▸ Job
Each entry below is to be extracted exactly.

+ + +

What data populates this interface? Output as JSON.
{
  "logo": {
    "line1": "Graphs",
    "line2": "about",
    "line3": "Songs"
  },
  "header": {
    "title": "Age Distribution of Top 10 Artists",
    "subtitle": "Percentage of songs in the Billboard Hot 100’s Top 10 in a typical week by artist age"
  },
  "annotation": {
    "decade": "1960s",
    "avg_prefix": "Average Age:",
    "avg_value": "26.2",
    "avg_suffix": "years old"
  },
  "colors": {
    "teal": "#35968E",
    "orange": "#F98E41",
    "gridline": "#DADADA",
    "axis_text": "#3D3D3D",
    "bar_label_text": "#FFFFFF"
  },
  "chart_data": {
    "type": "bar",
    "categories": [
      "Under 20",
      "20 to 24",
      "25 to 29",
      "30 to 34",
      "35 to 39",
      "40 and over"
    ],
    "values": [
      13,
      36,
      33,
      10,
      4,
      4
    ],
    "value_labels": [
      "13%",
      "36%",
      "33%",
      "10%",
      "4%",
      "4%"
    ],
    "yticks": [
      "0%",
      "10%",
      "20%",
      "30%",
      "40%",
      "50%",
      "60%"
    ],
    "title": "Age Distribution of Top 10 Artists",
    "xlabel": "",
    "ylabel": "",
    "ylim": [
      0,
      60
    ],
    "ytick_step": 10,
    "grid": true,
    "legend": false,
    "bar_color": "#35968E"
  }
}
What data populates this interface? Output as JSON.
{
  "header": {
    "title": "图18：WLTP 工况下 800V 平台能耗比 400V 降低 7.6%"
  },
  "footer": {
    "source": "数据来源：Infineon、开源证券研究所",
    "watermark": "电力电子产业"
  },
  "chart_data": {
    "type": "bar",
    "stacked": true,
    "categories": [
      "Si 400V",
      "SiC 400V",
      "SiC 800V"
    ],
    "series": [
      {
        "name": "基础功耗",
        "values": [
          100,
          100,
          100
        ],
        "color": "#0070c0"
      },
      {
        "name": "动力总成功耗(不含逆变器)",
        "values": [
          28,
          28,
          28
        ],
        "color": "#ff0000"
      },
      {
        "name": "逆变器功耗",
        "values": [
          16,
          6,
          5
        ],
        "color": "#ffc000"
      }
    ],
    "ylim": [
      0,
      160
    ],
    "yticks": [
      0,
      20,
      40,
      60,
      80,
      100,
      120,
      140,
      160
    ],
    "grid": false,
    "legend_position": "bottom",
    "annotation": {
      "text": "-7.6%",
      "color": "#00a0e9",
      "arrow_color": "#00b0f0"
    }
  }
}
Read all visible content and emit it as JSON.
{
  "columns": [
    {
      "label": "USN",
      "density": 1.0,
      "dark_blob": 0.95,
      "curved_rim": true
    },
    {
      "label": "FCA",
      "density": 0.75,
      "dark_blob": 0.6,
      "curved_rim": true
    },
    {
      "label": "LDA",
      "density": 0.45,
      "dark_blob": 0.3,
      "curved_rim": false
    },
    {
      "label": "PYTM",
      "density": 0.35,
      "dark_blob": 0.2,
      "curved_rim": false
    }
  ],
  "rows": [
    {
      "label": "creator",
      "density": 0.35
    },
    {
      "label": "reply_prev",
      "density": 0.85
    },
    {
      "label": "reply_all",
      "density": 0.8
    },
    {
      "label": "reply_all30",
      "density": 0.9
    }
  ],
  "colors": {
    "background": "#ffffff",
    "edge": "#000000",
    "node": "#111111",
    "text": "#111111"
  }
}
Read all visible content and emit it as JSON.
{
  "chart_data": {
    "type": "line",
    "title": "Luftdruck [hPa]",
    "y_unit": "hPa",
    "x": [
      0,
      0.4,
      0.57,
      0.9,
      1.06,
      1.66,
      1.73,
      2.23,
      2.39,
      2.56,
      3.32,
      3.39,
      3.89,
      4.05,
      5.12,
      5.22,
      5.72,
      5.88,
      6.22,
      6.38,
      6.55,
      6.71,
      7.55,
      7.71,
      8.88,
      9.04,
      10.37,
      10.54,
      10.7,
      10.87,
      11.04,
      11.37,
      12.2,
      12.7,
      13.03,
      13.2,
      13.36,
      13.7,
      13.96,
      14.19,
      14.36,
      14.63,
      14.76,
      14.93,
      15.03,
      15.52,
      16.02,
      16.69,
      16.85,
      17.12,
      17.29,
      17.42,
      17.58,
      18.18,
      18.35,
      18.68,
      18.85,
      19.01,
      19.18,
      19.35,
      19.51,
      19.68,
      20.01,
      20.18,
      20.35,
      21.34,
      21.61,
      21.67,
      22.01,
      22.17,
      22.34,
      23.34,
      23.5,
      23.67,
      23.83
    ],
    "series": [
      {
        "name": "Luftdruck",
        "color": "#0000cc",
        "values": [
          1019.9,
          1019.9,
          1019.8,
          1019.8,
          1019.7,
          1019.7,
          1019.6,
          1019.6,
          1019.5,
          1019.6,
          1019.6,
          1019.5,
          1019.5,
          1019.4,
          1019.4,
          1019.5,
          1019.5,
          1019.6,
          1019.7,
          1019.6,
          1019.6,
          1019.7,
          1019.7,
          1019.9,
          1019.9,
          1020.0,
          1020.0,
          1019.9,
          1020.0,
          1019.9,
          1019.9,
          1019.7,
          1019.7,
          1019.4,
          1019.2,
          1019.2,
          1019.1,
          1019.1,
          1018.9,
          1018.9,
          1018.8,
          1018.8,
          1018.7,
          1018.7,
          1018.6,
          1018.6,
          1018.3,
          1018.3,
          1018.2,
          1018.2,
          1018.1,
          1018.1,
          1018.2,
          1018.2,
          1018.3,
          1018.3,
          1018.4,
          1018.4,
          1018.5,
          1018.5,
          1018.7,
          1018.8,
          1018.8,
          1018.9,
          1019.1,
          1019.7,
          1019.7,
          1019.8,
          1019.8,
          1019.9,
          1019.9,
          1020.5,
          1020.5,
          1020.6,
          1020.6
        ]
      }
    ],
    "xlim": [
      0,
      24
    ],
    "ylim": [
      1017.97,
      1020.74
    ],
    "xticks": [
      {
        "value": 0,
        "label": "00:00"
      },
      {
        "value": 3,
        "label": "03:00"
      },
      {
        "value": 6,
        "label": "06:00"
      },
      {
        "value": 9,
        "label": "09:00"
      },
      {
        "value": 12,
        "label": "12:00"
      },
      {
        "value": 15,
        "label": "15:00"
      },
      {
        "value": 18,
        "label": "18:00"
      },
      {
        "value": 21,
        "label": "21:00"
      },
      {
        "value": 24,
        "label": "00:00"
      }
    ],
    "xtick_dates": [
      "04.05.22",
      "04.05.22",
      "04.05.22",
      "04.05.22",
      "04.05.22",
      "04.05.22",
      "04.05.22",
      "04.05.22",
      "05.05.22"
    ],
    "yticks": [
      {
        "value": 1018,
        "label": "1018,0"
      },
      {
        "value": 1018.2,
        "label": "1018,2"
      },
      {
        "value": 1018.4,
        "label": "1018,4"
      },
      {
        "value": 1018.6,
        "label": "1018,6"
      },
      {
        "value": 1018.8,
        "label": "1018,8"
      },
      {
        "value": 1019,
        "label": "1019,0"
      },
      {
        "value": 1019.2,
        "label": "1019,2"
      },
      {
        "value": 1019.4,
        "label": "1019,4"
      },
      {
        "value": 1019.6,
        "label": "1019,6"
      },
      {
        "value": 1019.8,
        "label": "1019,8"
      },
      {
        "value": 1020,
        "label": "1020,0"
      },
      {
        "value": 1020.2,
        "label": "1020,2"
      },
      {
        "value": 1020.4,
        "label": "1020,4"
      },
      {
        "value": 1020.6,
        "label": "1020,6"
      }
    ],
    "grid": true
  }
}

+ + +

▸ Response below
What data populates this interface? Output as JSON.
{
  "logo": {
    "line1": "Graphs",
    "line2": "about",
    "line3": "Songs"
  },
  "header": {
    "title": "Age Distribution of Top 10 Artists",
    "subtitle": "Percentage of songs in the Billboard Hot 100’s Top 10 in a typical week by artist age"
  },
  "annotation": {
    "decade": "1960s",
    "avg_prefix": "Average Age:",
    "avg_value": "26.2",
    "avg_suffix": "years old"
  },
  "colors": {
    "teal": "#35968E",
    "orange": "#F98E41",
    "gridline": "#DADADA",
    "axis_text": "#3D3D3D",
    "bar_label_text": "#FFFFFF"
  },
  "chart_data": {
    "type": "bar",
    "categories": [
      "Under 20",
      "20 to 24",
      "25 to 29",
      "30 to 34",
      "35 to 39",
      "40 and over"
    ],
    "values": [
      13,
      36,
      33,
      10,
      4,
      4
    ],
    "value_labels": [
      "13%",
      "36%",
      "33%",
      "10%",
      "4%",
      "4%"
    ],
    "yticks": [
      "0%",
      "10%",
      "20%",
      "30%",
      "40%",
      "50%",
      "60%"
    ],
    "title": "Age Distribution of Top 10 Artists",
    "xlabel": "",
    "ylabel": "",
    "ylim": [
      0,
      60
    ],
    "ytick_step": 10,
    "grid": true,
    "legend": false,
    "bar_color": "#35968E"
  }
}
What data populates this interface? Output as JSON.
{
  "header": {
    "title": "图18：WLTP 工况下 800V 平台能耗比 400V 降低 7.6%"
  },
  "footer": {
    "source": "数据来源：Infineon、开源证券研究所",
    "watermark": "电力电子产业"
  },
  "chart_data": {
    "type": "bar",
    "stacked": true,
    "categories": [
      "Si 400V",
      "SiC 400V",
      "SiC 800V"
    ],
    "series": [
      {
        "name": "基础功耗",
        "values": [
          100,
          100,
          100
        ],
        "color": "#0070c0"
      },
      {
        "name": "动力总成功耗(不含逆变器)",
        "values": [
          28,
          28,
          28
        ],
        "color": "#ff0000"
      },
      {
        "name": "逆变器功耗",
        "values": [
          16,
          6,
          5
        ],
        "color": "#ffc000"
      }
    ],
    "ylim": [
      0,
      160
    ],
    "yticks": [
      0,
      20,
      40,
      60,
      80,
      100,
      120,
      140,
      160
    ],
    "grid": false,
    "legend_position": "bottom",
    "annotation": {
      "text": "-7.6%",
      "color": "#00a0e9",
      "arrow_color": "#00b0f0"
    }
  }
}
Read all visible content and emit it as JSON.
{
  "columns": [
    {
      "label": "USN",
      "density": 1.0,
      "dark_blob": 0.95,
      "curved_rim": true
    },
    {
      "label": "FCA",
      "density": 0.75,
      "dark_blob": 0.6,
      "curved_rim": true
    },
    {
      "label": "LDA",
      "density": 0.45,
      "dark_blob": 0.3,
      "curved_rim": false
    },
    {
      "label": "PYTM",
      "density": 0.35,
      "dark_blob": 0.2,
      "curved_rim": false
    }
  ],
  "rows": [
    {
      "label": "creator",
      "density": 0.35
    },
    {
      "label": "reply_prev",
      "density": 0.85
    },
    {
      "label": "reply_all",
      "density": 0.8
    },
    {
      "label": "reply_all30",
      "density": 0.9
    }
  ],
  "colors": {
    "background": "#ffffff",
    "edge": "#000000",
    "node": "#111111",
    "text": "#111111"
  }
}
Read all visible content and emit it as JSON.
{
  "chart_data": {
    "type": "line",
    "title": "Luftdruck [hPa]",
    "y_unit": "hPa",
    "x": [
      0,
      0.4,
      0.57,
      0.9,
      1.06,
      1.66,
      1.73,
      2.23,
      2.39,
      2.56,
      3.32,
      3.39,
      3.89,
      4.05,
      5.12,
      5.22,
      5.72,
      5.88,
      6.22,
      6.38,
      6.55,
      6.71,
      7.55,
      7.71,
      8.88,
      9.04,
      10.37,
      10.54,
      10.7,
      10.87,
      11.04,
      11.37,
      12.2,
      12.7,
      13.03,
      13.2,
      13.36,
      13.7,
      13.96,
      14.19,
      14.36,
      14.63,
      14.76,
      14.93,
      15.03,
      15.52,
      16.02,
      16.69,
      16.85,
      17.12,
      17.29,
      17.42,
      17.58,
      18.18,
      18.35,
      18.68,
      18.85,
      19.01,
      19.18,
      19.35,
      19.51,
      19.68,
      20.01,
      20.18,
      20.35,
      21.34,
      21.61,
      21.67,
      22.01,
      22.17,
      22.34,
      23.34,
      23.5,
      23.67,
      23.83
    ],
    "series": [
      {
        "name": "Luftdruck",
        "color": "#0000cc",
        "values": [
          1019.9,
          1019.9,
          1019.8,
          1019.8,
          1019.7,
          1019.7,
          1019.6,
          1019.6,
          1019.5,
          1019.6,
          1019.6,
          1019.5,
          1019.5,
          1019.4,
          1019.4,
          1019.5,
          1019.5,
          1019.6,
          1019.7,
          1019.6,
          1019.6,
          1019.7,
          1019.7,
          1019.9,
          1019.9,
          1020.0,
          1020.0,
          1019.9,
          1020.0,
          1019.9,
          1019.9,
          1019.7,
          1019.7,
          1019.4,
          1019.2,
          1019.2,
          1019.1,
          1019.1,
          1018.9,
          1018.9,
          1018.8,
          1018.8,
          1018.7,
          1018.7,
          1018.6,
          1018.6,
          1018.3,
          1018.3,
          1018.2,
          1018.2,
          1018.1,
          1018.1,
          1018.2,
          1018.2,
          1018.3,
          1018.3,
          1018.4,
          1018.4,
          1018.5,
          1018.5,
          1018.7,
          1018.8,
          1018.8,
          1018.9,
          1019.1,
          1019.7,
          1019.7,
          1019.8,
          1019.8,
          1019.9,
          1019.9,
          1020.5,
          1020.5,
          1020.6,
          1020.6
        ]
      }
    ],
    "xlim": [
      0,
      24
    ],
    "ylim": [
      1017.97,
      1020.74
    ],
    "xticks": [
      {
        "value": 0,
        "label": "00:00"
      },
      {
        "value": 3,
        "label": "03:00"
      },
      {
        "value": 6,
        "label": "06:00"
      },
      {
        "value": 9,
        "label": "09:00"
      },
      {
        "value": 12,
        "label": "12:00"
      },
      {
        "value": 15,
        "label": "15:00"
      },
      {
        "value": 18,
        "label": "18:00"
      },
      {
        "value": 21,
        "label": "21:00"
      },
      {
        "value": 24,
        "label": "00:00"
      }
    ],
    "xtick_dates": [
      "04.05.22",
      "04.05.22",
      "04.05.22",
      "04.05.22",
      "04.05.22",
      "04.05.22",
      "04.05.22",
      "04.05.22",
      "05.05.22"
    ],
    "yticks": [
      {
        "value": 1018,
        "label": "1018,0"
      },
      {
        "value": 1018.2,
        "label": "1018,2"
      },
      {
        "value": 1018.4,
        "label": "1018,4"
      },
      {
        "value": 1018.6,
        "label": "1018,6"
      },
      {
        "value": 1018.8,
        "label": "1018,8"
      },
      {
        "value": 1019,
        "label": "1019,0"
      },
      {
        "value": 1019.2,
        "label": "1019,2"
      },
      {
        "value": 1019.4,
        "label": "1019,4"
      },
      {
        "value": 1019.6,
        "label": "1019,6"
      },
      {
        "value": 1019.8,
        "label": "1019,8"
      },
      {
        "value": 1020,
        "label": "1020,0"
      },
      {
        "value": 1020.2,
        "label": "1020,2"
      },
      {
        "value": 1020.4,
        "label": "1020,4"
      },
      {
        "value": 1020.6,
        "label": "1020,6"
      }
    ],
    "grid": true
  }
}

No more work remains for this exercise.